La peor situación que se le puede presentar a un país es aquélla en la que quienes lo gobiernan deciden traicionarlo. Y esto fue lo que pasó en España con Carlos IV y su preferido, Manuel Godoy. Aunque el hijo de Carlos IV, el también nefando Fernando VII, es formalmente el último rey absolutista de España (es decir, el último rey que reina con un poder total, absoluto y responsable tan sólo ante Dios y ante la Historia), Carlos IV es, en realidad, quien ostenta esa calidad, pues Fernando, aunque fue rey absoluto, lo fue ya a base de ejercer una gravísima represión sobre la sociedad española para acallar sus demandas de libertad y de soberanía.

• • •

Enumere todos los personajes históricos que el texto sobre Carlos IV menciona por su nombre. Los registros no intervienen en este ejercicio.

• • •

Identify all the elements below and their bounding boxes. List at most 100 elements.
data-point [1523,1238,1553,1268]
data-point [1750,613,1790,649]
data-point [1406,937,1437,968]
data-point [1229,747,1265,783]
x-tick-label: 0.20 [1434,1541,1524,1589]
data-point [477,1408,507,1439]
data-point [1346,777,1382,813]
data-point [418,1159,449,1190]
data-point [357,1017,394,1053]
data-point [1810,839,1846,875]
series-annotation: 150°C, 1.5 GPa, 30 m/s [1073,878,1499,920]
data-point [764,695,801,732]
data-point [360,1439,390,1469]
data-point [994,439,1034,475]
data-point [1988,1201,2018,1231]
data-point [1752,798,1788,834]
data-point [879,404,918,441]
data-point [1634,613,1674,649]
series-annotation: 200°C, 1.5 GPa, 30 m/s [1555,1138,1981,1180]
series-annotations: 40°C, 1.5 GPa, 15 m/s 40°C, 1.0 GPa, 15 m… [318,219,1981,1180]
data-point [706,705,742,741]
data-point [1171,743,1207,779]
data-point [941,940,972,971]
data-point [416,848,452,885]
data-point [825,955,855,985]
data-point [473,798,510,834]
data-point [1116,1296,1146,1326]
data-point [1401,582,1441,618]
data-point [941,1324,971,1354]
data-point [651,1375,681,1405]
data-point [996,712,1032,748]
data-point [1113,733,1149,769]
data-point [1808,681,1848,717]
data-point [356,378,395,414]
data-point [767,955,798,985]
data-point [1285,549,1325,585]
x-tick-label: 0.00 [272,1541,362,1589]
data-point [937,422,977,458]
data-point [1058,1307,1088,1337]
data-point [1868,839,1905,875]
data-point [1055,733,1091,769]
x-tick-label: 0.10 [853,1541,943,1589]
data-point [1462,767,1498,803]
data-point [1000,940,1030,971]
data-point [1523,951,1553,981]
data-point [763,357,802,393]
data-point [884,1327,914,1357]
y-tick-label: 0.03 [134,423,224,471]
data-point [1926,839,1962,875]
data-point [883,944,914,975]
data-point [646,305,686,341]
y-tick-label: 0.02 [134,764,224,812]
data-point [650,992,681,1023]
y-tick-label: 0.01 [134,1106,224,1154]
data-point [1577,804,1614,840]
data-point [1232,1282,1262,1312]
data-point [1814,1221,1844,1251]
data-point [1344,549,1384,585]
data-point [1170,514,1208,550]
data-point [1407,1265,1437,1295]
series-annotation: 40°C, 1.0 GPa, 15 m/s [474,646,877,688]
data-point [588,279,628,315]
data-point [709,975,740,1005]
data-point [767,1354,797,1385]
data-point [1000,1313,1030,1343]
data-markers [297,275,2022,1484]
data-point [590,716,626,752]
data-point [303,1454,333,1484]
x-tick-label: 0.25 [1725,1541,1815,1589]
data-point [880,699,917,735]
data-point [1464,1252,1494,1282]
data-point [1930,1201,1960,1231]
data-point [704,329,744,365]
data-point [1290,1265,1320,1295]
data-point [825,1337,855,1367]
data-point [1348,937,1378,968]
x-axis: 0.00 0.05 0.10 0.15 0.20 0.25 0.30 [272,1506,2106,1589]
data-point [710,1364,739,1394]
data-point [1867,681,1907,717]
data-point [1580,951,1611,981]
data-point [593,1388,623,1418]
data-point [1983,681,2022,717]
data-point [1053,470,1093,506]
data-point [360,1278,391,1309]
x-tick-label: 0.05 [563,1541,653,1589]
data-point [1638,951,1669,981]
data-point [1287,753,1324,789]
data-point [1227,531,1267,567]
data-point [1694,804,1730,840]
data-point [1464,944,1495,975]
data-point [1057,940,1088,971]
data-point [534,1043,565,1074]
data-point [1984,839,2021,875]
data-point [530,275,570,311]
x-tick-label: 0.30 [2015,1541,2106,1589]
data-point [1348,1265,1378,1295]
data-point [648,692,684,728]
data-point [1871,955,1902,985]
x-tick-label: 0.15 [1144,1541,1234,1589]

• • •

## Solución
Carlos IV, Manuel Godoy y Fernando VII.